Aos 11 anos, ela diz que não suportava mais viver sob o mesmo teto que o padrasto. Em sua rotina de abusos, ouvia que ele mataria sua mãe e irmã caso contasse a alguém sobre a violência à qual era submetida. A irmã, oito anos mais nova, é filha do abusador, que também bebia demais e agredia toda a família quando estava alcoolizado.

"Foi quando eu tomei remédio, tentei me matar, e todo mundo ficou contra mim", relembra Bergamim. 

Depois dessa quase morte, os estupros pararam, mas a violência doméstica continuou. O padrasto a ameaçava dizendo que, quando ela crescesse, ficaria grávida dele. 

Recortes dessa infância foram capturados por uma câmera amadora do padrinho de Bergamim e fazem parte do documentário. São vídeos que mostram festas de aniversário dela, os presentes sobre a mesma cama onde sofria os abusos.

□ □ □ □ □

O que fazer:
Prossiga com o relato sobre a infância de Bergamim a partir da última frase apresentada.

Dados brutos:
□ □ □ □ □

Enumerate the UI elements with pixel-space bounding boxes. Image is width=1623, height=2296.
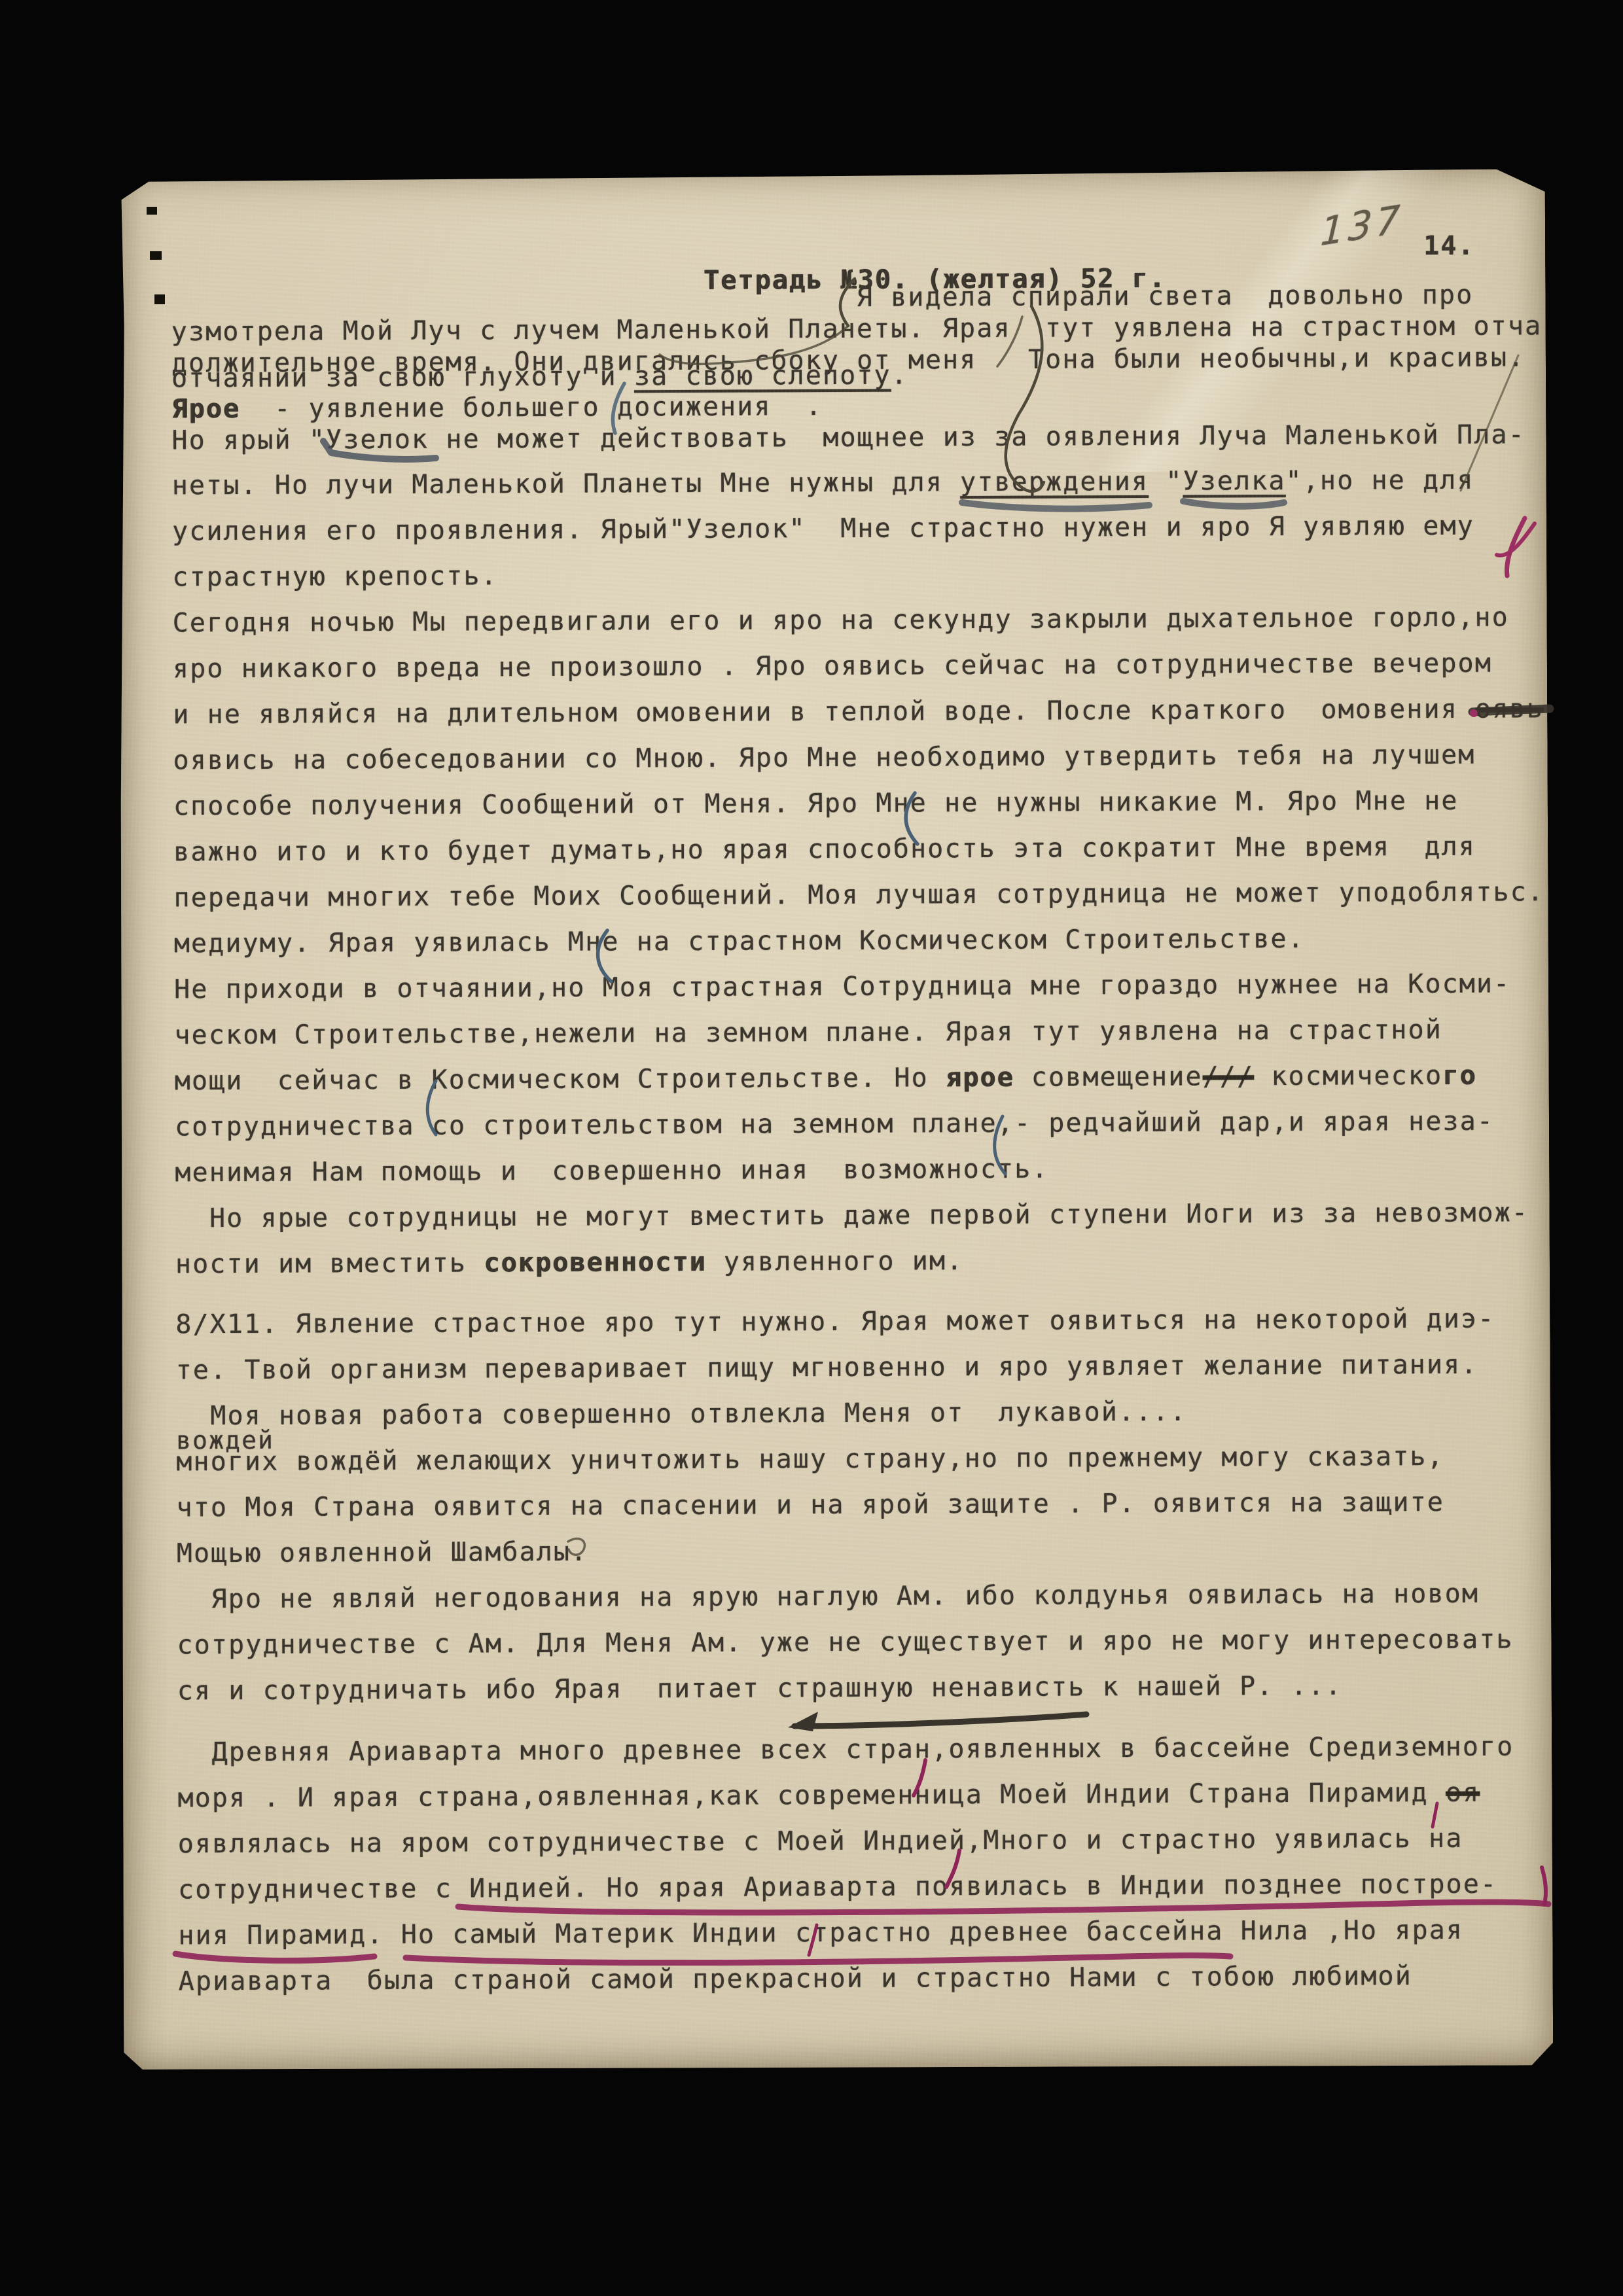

□ □ □ □ □

Resposta final:
"Foi difícil me ver criança. No vídeo, eu vi como eu era realmente. E aí eu vi uma diferença dos sete para os dez anos no meu semblante. Eu tinha um olhar triste. Eu olhava e pensava assim, 'nossa, eu sei mais do ninguém porque eu era assim'", diz à DW. 

A tendência de proteger o abusador

A psicanalista Elisama Santos, uma das especialistas em saúde mental ouvidas no documentário, diz que, na maioria dos casos, as mulheres levam tempo até entenderem que são vítimas de abuso. E quando isso acontece na infância e adolescência, o cenário é especialmente mais complexo.

"Essa é uma fase que a gente não consegue entender bem qual é o limite ultrapassado. A grande maioria das mulheres que foi violentada não teve necessariamente a presença do pênis", explica Santos à DW.

Dados recentes compilados pela Fundação Abrinq mostram que a violência sexual afeta principalmente crianças e adolescentes. Das 62.091 vítimas que registraram queixa em 2022, mais de 45 mil tinham menos de 19 anos de idade – ou seja, 73,8%.

Quando as mulheres finalmente conseguem dar nome ao abuso, elas encontram outra barreira: o desmerecimento das pessoas próximas.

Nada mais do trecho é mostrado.